■ What this task involves
State only how many lines contain the string "ylabel".

■ Dataset records
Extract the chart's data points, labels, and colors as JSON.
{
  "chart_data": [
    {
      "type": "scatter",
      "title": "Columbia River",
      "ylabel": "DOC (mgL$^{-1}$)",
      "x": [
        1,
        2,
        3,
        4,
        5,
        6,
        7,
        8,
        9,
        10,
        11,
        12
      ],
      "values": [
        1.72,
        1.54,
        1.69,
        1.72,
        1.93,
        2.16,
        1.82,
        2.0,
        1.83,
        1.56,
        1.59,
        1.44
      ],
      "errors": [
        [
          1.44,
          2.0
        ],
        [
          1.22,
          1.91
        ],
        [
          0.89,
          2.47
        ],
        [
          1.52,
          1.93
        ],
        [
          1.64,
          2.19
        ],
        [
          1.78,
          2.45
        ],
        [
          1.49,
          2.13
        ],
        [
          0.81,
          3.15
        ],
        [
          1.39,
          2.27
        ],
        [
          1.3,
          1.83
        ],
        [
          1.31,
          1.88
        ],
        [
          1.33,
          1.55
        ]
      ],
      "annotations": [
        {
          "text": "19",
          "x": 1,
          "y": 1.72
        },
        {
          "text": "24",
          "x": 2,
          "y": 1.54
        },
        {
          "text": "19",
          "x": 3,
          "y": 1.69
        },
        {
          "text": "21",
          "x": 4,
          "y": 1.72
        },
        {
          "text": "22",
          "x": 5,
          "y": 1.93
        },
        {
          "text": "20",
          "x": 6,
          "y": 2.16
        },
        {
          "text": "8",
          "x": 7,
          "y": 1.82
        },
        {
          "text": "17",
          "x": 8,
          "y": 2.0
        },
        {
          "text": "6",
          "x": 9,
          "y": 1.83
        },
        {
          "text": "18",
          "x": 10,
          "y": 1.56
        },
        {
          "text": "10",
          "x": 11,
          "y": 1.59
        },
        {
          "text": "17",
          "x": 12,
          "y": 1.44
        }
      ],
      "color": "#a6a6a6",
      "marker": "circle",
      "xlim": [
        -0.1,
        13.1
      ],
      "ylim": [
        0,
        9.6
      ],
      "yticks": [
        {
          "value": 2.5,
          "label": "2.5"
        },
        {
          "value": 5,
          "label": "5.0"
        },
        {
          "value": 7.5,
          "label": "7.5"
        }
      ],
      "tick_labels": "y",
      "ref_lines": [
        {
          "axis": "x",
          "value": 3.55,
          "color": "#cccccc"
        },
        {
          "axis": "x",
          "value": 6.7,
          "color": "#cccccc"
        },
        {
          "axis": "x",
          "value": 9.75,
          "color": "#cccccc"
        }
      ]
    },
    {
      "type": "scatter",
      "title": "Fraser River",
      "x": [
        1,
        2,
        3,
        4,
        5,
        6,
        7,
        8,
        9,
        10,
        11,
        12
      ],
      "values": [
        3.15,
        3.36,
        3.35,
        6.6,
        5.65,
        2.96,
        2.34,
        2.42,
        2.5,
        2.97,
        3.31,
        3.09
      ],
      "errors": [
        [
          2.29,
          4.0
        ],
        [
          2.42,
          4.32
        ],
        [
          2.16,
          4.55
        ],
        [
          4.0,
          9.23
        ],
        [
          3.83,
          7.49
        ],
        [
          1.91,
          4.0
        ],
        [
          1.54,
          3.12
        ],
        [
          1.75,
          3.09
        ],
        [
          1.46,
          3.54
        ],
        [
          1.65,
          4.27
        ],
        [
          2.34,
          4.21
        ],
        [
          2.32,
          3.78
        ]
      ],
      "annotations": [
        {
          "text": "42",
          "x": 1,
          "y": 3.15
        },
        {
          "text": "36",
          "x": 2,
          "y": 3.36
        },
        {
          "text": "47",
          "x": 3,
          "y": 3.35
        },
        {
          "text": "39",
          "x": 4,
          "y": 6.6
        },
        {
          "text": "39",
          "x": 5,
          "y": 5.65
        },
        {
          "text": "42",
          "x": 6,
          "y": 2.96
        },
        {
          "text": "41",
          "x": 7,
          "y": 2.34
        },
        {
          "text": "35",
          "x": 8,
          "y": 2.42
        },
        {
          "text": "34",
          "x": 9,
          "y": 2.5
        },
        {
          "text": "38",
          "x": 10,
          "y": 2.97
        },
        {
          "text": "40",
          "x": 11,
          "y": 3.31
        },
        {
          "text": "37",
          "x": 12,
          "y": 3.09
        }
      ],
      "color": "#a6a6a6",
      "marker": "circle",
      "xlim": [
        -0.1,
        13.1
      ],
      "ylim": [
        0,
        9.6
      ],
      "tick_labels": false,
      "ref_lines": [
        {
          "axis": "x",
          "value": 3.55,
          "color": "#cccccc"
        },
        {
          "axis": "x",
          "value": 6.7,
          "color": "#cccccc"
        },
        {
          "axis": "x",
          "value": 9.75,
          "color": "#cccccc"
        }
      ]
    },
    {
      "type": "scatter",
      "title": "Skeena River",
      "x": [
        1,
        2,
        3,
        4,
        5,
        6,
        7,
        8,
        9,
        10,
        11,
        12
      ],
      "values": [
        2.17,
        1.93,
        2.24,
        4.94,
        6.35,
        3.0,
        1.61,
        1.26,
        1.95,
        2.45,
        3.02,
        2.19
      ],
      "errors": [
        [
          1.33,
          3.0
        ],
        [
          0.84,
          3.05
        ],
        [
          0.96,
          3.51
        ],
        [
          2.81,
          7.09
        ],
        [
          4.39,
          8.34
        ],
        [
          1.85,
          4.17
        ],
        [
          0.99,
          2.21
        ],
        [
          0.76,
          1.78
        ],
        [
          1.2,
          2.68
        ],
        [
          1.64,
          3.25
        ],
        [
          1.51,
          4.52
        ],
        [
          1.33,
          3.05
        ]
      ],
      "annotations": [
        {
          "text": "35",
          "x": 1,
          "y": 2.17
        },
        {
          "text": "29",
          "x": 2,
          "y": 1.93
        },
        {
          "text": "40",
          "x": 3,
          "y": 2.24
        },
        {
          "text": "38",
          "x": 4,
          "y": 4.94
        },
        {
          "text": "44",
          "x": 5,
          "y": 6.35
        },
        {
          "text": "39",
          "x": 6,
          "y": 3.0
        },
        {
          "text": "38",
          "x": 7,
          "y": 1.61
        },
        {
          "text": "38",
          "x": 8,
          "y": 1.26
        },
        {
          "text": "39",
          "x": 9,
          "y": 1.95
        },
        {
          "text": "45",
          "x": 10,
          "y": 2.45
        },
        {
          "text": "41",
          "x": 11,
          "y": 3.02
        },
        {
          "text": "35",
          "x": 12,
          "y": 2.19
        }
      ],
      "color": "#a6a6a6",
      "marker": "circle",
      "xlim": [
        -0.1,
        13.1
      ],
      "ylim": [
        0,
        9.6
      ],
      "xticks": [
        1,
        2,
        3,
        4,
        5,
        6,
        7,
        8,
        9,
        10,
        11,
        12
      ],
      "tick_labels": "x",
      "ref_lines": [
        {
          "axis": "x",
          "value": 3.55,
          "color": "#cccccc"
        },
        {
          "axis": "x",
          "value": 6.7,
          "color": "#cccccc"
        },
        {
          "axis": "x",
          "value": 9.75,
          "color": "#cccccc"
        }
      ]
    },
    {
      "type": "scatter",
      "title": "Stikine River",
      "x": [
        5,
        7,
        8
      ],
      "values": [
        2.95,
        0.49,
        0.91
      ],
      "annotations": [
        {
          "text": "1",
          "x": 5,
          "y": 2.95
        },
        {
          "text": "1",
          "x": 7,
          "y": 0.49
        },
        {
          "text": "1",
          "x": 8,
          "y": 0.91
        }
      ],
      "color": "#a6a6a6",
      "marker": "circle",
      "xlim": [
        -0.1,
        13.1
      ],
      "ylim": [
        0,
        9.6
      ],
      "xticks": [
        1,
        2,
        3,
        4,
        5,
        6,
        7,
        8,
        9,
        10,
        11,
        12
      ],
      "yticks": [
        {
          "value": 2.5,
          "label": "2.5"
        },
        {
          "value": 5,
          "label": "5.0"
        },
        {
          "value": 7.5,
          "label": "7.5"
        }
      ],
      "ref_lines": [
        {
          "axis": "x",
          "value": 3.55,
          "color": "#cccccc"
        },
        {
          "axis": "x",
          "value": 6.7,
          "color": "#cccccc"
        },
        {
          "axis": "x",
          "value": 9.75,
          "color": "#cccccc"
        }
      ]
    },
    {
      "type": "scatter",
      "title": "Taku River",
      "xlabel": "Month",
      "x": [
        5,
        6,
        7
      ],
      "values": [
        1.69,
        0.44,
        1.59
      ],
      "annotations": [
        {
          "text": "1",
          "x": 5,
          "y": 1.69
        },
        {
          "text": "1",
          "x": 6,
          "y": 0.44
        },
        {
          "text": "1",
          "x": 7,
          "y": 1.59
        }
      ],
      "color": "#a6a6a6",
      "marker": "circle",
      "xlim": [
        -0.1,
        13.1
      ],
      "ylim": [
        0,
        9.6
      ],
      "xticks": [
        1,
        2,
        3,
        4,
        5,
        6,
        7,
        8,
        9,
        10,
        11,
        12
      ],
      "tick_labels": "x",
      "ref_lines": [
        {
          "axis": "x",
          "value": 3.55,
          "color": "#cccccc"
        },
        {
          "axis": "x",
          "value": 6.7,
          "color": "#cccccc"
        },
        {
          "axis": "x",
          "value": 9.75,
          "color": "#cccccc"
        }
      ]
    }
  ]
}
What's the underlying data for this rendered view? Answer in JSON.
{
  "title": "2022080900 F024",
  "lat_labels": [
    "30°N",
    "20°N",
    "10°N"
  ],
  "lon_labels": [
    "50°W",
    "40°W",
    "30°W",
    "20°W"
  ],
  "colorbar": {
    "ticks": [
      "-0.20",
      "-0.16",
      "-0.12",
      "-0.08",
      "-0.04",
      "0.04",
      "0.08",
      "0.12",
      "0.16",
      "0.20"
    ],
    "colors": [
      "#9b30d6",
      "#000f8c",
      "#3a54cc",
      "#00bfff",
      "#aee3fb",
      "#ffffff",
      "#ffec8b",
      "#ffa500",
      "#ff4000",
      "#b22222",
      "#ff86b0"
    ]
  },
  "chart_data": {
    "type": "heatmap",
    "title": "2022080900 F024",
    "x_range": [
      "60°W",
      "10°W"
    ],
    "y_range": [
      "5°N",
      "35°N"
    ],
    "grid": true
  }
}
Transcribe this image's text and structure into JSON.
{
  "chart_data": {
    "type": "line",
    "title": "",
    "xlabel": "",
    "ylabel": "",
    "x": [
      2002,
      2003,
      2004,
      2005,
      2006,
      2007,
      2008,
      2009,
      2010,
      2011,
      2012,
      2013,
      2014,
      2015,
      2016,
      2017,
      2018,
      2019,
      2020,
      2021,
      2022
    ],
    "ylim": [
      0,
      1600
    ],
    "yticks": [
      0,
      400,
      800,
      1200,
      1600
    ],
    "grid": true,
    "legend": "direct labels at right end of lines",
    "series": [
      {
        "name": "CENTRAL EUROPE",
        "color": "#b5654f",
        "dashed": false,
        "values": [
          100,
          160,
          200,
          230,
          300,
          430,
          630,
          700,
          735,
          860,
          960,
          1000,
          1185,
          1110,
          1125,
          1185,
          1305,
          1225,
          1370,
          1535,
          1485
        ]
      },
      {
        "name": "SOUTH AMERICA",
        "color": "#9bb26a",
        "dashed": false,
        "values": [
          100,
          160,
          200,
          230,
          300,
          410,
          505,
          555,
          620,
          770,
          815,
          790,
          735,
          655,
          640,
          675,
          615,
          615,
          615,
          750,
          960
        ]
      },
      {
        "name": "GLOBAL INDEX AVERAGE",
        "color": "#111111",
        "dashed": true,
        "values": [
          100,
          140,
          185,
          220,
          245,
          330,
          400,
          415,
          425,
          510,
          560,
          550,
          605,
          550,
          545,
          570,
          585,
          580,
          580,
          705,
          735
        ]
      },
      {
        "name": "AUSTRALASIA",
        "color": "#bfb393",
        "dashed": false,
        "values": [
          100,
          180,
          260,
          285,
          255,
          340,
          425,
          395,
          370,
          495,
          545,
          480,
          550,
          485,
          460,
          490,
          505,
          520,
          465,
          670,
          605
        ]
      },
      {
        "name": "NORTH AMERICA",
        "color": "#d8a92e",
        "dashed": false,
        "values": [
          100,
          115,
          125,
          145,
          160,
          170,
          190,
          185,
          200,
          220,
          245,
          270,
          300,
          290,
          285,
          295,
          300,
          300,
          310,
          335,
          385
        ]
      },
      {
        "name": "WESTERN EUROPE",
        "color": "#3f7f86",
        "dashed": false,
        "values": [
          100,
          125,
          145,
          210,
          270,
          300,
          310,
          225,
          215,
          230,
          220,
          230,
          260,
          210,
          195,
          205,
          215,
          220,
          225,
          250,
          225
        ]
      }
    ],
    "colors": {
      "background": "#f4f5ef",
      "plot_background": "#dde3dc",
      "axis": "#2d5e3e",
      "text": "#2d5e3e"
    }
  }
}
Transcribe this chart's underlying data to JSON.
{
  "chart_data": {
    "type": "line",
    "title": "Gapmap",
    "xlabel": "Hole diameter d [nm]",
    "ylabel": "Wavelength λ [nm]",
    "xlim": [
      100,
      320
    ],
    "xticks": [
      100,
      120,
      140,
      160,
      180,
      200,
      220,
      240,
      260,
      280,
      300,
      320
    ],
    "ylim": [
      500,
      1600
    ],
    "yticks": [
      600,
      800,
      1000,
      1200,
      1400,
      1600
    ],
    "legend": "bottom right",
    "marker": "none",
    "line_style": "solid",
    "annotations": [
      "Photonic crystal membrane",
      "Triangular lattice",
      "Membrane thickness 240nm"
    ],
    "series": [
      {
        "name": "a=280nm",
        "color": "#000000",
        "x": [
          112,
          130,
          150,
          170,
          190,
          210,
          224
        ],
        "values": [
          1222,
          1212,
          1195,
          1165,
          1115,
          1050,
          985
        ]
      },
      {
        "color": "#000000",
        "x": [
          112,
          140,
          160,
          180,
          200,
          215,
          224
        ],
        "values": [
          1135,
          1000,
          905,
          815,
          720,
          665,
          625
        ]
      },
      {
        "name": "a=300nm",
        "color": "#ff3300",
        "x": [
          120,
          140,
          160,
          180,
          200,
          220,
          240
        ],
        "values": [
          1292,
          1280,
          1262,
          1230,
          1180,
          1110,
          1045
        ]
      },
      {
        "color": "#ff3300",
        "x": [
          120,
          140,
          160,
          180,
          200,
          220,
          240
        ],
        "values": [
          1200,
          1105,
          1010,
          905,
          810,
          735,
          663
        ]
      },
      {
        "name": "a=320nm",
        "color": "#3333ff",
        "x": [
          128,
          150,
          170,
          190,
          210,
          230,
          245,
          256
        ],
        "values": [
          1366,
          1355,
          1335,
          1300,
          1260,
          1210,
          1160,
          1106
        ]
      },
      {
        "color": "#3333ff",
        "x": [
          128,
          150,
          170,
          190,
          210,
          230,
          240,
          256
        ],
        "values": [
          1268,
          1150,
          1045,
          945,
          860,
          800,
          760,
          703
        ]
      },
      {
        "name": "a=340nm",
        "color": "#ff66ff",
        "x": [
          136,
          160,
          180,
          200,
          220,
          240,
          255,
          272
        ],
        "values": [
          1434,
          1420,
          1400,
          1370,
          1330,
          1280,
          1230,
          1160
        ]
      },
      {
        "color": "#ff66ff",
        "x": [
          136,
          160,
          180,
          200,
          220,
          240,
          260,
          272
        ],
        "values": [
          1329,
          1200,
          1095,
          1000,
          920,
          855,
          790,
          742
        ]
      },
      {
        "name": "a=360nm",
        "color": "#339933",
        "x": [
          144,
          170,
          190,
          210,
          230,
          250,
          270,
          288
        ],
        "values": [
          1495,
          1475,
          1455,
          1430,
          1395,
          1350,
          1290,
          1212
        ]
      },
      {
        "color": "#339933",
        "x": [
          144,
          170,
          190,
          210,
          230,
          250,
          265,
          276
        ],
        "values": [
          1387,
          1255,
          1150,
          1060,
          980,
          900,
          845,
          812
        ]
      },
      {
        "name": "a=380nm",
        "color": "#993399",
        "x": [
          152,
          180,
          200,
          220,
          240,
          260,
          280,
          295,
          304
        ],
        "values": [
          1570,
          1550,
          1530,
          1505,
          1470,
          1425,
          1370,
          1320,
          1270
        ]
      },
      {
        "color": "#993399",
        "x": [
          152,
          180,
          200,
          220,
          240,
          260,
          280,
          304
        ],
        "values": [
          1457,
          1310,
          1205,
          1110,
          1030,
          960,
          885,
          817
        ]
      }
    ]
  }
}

■ Exercise response
3